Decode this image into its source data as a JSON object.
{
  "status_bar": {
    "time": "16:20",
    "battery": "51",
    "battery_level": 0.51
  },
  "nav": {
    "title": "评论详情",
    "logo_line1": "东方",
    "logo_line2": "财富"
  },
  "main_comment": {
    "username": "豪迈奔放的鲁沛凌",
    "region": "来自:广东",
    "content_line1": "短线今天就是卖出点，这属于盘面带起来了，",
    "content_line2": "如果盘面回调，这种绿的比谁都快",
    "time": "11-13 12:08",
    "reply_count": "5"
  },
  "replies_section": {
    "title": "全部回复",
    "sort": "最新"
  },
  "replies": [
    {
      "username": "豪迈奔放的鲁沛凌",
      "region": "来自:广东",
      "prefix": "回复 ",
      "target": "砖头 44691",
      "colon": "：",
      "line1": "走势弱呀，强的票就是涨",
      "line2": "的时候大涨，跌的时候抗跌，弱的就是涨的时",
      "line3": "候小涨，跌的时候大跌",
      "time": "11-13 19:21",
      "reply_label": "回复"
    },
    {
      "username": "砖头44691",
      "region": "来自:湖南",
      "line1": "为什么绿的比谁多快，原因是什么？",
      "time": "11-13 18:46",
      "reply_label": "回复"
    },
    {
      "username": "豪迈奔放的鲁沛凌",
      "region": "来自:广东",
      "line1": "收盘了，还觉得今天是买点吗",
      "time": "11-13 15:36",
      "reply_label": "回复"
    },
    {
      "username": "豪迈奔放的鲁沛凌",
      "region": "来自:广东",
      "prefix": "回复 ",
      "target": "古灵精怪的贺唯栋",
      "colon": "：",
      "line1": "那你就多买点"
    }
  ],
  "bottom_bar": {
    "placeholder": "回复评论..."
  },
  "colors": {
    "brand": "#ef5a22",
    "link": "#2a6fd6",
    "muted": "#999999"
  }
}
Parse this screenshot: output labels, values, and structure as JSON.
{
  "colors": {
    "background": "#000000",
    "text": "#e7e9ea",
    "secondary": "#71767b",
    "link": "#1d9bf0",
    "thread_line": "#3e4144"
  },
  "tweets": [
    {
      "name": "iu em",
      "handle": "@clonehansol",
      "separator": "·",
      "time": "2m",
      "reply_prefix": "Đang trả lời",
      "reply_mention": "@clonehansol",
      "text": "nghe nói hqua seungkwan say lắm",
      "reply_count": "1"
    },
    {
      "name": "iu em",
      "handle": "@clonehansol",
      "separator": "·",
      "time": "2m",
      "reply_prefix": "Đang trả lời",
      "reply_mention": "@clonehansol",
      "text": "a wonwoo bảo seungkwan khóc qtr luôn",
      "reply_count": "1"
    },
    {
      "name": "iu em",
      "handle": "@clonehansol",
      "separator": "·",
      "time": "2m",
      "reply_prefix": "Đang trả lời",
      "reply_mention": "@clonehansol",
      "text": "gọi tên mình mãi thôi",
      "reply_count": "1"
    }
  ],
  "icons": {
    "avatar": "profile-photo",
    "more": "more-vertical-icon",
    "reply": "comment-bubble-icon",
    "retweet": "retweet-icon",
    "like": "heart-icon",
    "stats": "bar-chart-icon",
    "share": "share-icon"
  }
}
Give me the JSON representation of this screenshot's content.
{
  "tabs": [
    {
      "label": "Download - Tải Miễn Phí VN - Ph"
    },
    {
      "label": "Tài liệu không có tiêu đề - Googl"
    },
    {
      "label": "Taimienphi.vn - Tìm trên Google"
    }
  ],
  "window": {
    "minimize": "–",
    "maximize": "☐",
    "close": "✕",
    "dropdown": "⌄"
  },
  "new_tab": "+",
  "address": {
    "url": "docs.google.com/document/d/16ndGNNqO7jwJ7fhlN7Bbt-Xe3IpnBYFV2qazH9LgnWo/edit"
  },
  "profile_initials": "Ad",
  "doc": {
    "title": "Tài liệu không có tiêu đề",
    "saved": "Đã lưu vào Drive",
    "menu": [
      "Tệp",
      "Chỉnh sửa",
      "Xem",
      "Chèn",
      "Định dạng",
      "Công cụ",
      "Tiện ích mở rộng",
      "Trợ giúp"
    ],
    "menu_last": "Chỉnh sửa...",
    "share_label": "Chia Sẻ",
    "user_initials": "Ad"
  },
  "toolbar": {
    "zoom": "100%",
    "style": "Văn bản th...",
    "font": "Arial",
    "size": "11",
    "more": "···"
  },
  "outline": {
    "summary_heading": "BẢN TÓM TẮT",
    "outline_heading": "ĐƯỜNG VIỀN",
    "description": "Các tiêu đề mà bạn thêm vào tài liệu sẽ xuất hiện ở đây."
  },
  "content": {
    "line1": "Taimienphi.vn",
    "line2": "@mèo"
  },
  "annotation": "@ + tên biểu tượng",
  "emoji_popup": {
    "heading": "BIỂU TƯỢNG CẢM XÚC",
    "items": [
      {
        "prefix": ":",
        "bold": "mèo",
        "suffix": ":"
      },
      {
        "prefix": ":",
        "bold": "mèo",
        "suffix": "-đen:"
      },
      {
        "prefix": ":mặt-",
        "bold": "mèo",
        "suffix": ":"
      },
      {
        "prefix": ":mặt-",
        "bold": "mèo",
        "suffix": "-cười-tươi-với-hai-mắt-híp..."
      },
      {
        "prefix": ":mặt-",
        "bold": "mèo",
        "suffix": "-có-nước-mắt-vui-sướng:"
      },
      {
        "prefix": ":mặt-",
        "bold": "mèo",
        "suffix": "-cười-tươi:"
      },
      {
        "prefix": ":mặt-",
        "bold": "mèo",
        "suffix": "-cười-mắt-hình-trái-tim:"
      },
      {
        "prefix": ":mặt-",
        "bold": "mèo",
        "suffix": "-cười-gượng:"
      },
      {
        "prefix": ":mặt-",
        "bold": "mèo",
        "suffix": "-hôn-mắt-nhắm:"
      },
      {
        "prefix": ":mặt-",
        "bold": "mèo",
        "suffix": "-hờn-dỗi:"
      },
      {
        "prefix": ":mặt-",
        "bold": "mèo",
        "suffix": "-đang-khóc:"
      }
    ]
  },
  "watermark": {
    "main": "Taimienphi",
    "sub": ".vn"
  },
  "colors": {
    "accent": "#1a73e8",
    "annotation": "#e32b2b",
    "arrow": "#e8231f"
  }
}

** GOAL **
In the records above, locate every line with the string "không" and copy it.

** WRITTEN REPLY **
      "label": "Tài liệu không có tiêu đề - Googl"
    "title": "Tài liệu không có tiêu đề",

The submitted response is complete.